• THE TASK
The records that follow must be reproduced in full, exactly as written.

• PROVIDED DATA
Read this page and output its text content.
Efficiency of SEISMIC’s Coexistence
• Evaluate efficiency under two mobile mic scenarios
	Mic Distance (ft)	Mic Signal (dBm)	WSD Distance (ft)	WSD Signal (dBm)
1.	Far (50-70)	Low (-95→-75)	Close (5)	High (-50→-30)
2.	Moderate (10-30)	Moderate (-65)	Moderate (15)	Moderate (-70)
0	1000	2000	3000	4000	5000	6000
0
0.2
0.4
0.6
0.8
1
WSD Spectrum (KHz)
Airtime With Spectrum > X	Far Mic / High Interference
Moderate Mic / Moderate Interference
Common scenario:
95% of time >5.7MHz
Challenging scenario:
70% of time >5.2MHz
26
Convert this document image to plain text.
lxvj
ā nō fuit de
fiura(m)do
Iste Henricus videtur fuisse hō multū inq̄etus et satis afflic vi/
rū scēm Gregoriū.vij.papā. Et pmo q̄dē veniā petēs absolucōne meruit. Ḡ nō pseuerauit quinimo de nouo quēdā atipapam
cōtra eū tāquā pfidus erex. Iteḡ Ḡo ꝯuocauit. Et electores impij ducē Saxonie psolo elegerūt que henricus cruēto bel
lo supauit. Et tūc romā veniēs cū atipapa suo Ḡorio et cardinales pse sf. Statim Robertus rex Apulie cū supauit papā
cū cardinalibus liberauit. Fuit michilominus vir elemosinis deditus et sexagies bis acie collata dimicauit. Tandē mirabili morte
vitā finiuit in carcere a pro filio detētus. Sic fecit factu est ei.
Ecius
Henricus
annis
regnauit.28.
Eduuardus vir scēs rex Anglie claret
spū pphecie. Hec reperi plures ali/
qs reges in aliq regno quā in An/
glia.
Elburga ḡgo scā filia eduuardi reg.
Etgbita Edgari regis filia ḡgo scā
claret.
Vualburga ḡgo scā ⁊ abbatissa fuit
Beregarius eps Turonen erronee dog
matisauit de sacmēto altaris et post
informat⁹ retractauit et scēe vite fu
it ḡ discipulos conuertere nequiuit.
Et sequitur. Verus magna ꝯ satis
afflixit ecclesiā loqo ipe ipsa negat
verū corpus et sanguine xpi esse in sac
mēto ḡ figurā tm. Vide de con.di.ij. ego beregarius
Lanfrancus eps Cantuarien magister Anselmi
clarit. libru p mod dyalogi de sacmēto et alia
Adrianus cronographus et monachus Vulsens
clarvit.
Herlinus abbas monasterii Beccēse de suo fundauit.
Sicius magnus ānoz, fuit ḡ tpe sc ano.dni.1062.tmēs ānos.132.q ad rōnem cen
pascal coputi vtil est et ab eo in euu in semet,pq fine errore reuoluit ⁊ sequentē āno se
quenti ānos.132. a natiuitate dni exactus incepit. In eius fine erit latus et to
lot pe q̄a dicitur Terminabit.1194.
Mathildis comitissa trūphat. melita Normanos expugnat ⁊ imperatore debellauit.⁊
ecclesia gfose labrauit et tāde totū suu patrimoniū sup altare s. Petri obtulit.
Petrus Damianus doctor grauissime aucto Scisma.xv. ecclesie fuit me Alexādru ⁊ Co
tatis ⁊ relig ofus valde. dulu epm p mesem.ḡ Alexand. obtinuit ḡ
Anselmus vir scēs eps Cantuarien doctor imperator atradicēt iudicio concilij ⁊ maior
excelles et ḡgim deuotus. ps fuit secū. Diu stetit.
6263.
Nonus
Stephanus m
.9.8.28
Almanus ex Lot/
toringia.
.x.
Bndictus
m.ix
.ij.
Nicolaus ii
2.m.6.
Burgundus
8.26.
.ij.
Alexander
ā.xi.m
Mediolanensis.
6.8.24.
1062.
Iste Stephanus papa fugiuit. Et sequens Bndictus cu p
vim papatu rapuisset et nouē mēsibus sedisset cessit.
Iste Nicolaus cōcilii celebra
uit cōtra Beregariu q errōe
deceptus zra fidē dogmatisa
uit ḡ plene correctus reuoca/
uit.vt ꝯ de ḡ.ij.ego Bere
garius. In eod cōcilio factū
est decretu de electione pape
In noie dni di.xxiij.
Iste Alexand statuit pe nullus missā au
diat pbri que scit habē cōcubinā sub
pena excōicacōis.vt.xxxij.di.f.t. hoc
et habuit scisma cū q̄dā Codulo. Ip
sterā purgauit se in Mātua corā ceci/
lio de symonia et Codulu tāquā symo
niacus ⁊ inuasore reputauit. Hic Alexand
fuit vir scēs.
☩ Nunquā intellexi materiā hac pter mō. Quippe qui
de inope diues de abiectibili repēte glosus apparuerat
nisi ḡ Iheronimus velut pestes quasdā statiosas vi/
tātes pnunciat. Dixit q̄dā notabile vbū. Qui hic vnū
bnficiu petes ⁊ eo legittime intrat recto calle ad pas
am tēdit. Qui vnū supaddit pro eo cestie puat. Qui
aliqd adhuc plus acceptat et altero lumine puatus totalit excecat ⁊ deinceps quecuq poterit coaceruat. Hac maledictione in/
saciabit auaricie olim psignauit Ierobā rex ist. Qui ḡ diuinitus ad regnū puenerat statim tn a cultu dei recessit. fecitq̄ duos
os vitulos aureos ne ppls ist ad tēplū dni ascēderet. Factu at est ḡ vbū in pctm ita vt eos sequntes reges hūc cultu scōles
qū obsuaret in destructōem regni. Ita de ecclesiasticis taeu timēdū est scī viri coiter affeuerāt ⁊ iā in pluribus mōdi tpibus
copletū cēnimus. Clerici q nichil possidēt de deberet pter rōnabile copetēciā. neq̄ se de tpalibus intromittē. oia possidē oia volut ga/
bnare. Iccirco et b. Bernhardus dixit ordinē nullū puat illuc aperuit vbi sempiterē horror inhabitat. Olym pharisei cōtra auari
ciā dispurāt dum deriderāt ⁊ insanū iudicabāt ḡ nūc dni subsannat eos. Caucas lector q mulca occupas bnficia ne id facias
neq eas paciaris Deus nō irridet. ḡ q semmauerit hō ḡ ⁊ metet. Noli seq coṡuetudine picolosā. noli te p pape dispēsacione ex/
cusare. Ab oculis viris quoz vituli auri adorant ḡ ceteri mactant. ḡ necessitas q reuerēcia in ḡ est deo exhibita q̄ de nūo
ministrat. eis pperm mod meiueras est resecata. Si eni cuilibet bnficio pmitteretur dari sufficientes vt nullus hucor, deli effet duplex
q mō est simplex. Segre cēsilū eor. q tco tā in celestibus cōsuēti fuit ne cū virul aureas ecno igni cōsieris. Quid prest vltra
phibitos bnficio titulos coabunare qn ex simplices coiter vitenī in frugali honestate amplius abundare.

• EXERCISE ANSWER
Read this page and output its text content.
Efficiency of SEISMIC’s Coexistence
• Evaluate efficiency under two mobile mic scenarios
	Mic Distance (ft)	Mic Signal (dBm)	WSD Distance (ft)	WSD Signal (dBm)
1.	Far (50-70)	Low (-95→-75)	Close (5)	High (-50→-30)
2.	Moderate (10-30)	Moderate (-65)	Moderate (15)	Moderate (-70)
0	1000	2000	3000	4000	5000	6000
0
0.2
0.4
0.6
0.8
1
WSD Spectrum (KHz)
Airtime With Spectrum > X	Far Mic / High Interference
Moderate Mic / Moderate Interference
Common scenario:
95% of time >5.7MHz
Challenging scenario:
70% of time >5.2MHz
26
Convert this document image to plain text.
lxvj
ā nō fuit de
fiura(m)do
Iste Henricus videtur fuisse hō multū inq̄etus et satis afflic vi/
rū scēm Gregoriū.vij.papā. Et pmo q̄dē veniā petēs absolucōne meruit. Ḡ nō pseuerauit quinimo de nouo quēdā atipapam
cōtra eū tāquā pfidus erex. Iteḡ Ḡo ꝯuocauit. Et electores impij ducē Saxonie psolo elegerūt que henricus cruēto bel
lo supauit. Et tūc romā veniēs cū atipapa suo Ḡorio et cardinales pse sf. Statim Robertus rex Apulie cū supauit papā
cū cardinalibus liberauit. Fuit michilominus vir elemosinis deditus et sexagies bis acie collata dimicauit. Tandē mirabili morte
vitā finiuit in carcere a pro filio detētus. Sic fecit factu est ei.
Ecius
Henricus
annis
regnauit.28.
Eduuardus vir scēs rex Anglie claret
spū pphecie. Hec reperi plures ali/
qs reges in aliq regno quā in An/
glia.
Elburga ḡgo scā filia eduuardi reg.
Etgbita Edgari regis filia ḡgo scā
claret.
Vualburga ḡgo scā ⁊ abbatissa fuit
Beregarius eps Turonen erronee dog
matisauit de sacmēto altaris et post
informat⁹ retractauit et scēe vite fu
it ḡ discipulos conuertere nequiuit.
Et sequitur. Verus magna ꝯ satis
afflixit ecclesiā loqo ipe ipsa negat
verū corpus et sanguine xpi esse in sac
mēto ḡ figurā tm. Vide de con.di.ij. ego beregarius
Lanfrancus eps Cantuarien magister Anselmi
clarit. libru p mod dyalogi de sacmēto et alia
Adrianus cronographus et monachus Vulsens
clarvit.
Herlinus abbas monasterii Beccēse de suo fundauit.
Sicius magnus ānoz, fuit ḡ tpe sc ano.dni.1062.tmēs ānos.132.q ad rōnem cen
pascal coputi vtil est et ab eo in euu in semet,pq fine errore reuoluit ⁊ sequentē āno se
quenti ānos.132. a natiuitate dni exactus incepit. In eius fine erit latus et to
lot pe q̄a dicitur Terminabit.1194.
Mathildis comitissa trūphat. melita Normanos expugnat ⁊ imperatore debellauit.⁊
ecclesia gfose labrauit et tāde totū suu patrimoniū sup altare s. Petri obtulit.
Petrus Damianus doctor grauissime aucto Scisma.xv. ecclesie fuit me Alexādru ⁊ Co
tatis ⁊ relig ofus valde. dulu epm p mesem.ḡ Alexand. obtinuit ḡ
Anselmus vir scēs eps Cantuarien doctor imperator atradicēt iudicio concilij ⁊ maior
excelles et ḡgim deuotus. ps fuit secū. Diu stetit.
6263.
Nonus
Stephanus m
.9.8.28
Almanus ex Lot/
toringia.
.x.
Bndictus
m.ix
.ij.
Nicolaus ii
2.m.6.
Burgundus
8.26.
.ij.
Alexander
ā.xi.m
Mediolanensis.
6.8.24.
1062.
Iste Stephanus papa fugiuit. Et sequens Bndictus cu p
vim papatu rapuisset et nouē mēsibus sedisset cessit.
Iste Nicolaus cōcilii celebra
uit cōtra Beregariu q errōe
deceptus zra fidē dogmatisa
uit ḡ plene correctus reuoca/
uit.vt ꝯ de ḡ.ij.ego Bere
garius. In eod cōcilio factū
est decretu de electione pape
In noie dni di.xxiij.
Iste Alexand statuit pe nullus missā au
diat pbri que scit habē cōcubinā sub
pena excōicacōis.vt.xxxij.di.f.t. hoc
et habuit scisma cū q̄dā Codulo. Ip
sterā purgauit se in Mātua corā ceci/
lio de symonia et Codulu tāquā symo
niacus ⁊ inuasore reputauit. Hic Alexand
fuit vir scēs.
☩ Nunquā intellexi materiā hac pter mō. Quippe qui
de inope diues de abiectibili repēte glosus apparuerat
nisi ḡ Iheronimus velut pestes quasdā statiosas vi/
tātes pnunciat. Dixit q̄dā notabile vbū. Qui hic vnū
bnficiu petes ⁊ eo legittime intrat recto calle ad pas
am tēdit. Qui vnū supaddit pro eo cestie puat. Qui
aliqd adhuc plus acceptat et altero lumine puatus totalit excecat ⁊ deinceps quecuq poterit coaceruat. Hac maledictione in/
saciabit auaricie olim psignauit Ierobā rex ist. Qui ḡ diuinitus ad regnū puenerat statim tn a cultu dei recessit. fecitq̄ duos
os vitulos aureos ne ppls ist ad tēplū dni ascēderet. Factu at est ḡ vbū in pctm ita vt eos sequntes reges hūc cultu scōles
qū obsuaret in destructōem regni. Ita de ecclesiasticis taeu timēdū est scī viri coiter affeuerāt ⁊ iā in pluribus mōdi tpibus
copletū cēnimus. Clerici q nichil possidēt de deberet pter rōnabile copetēciā. neq̄ se de tpalibus intromittē. oia possidē oia volut ga/
bnare. Iccirco et b. Bernhardus dixit ordinē nullū puat illuc aperuit vbi sempiterē horror inhabitat. Olym pharisei cōtra auari
ciā dispurāt dum deriderāt ⁊ insanū iudicabāt ḡ nūc dni subsannat eos. Caucas lector q mulca occupas bnficia ne id facias
neq eas paciaris Deus nō irridet. ḡ q semmauerit hō ḡ ⁊ metet. Noli seq coṡuetudine picolosā. noli te p pape dispēsacione ex/
cusare. Ab oculis viris quoz vituli auri adorant ḡ ceteri mactant. ḡ necessitas q reuerēcia in ḡ est deo exhibita q̄ de nūo
ministrat. eis pperm mod meiueras est resecata. Si eni cuilibet bnficio pmitteretur dari sufficientes vt nullus hucor, deli effet duplex
q mō est simplex. Segre cēsilū eor. q tco tā in celestibus cōsuēti fuit ne cū virul aureas ecno igni cōsieris. Quid prest vltra
phibitos bnficio titulos coabunare qn ex simplices coiter vitenī in frugali honestate amplius abundare.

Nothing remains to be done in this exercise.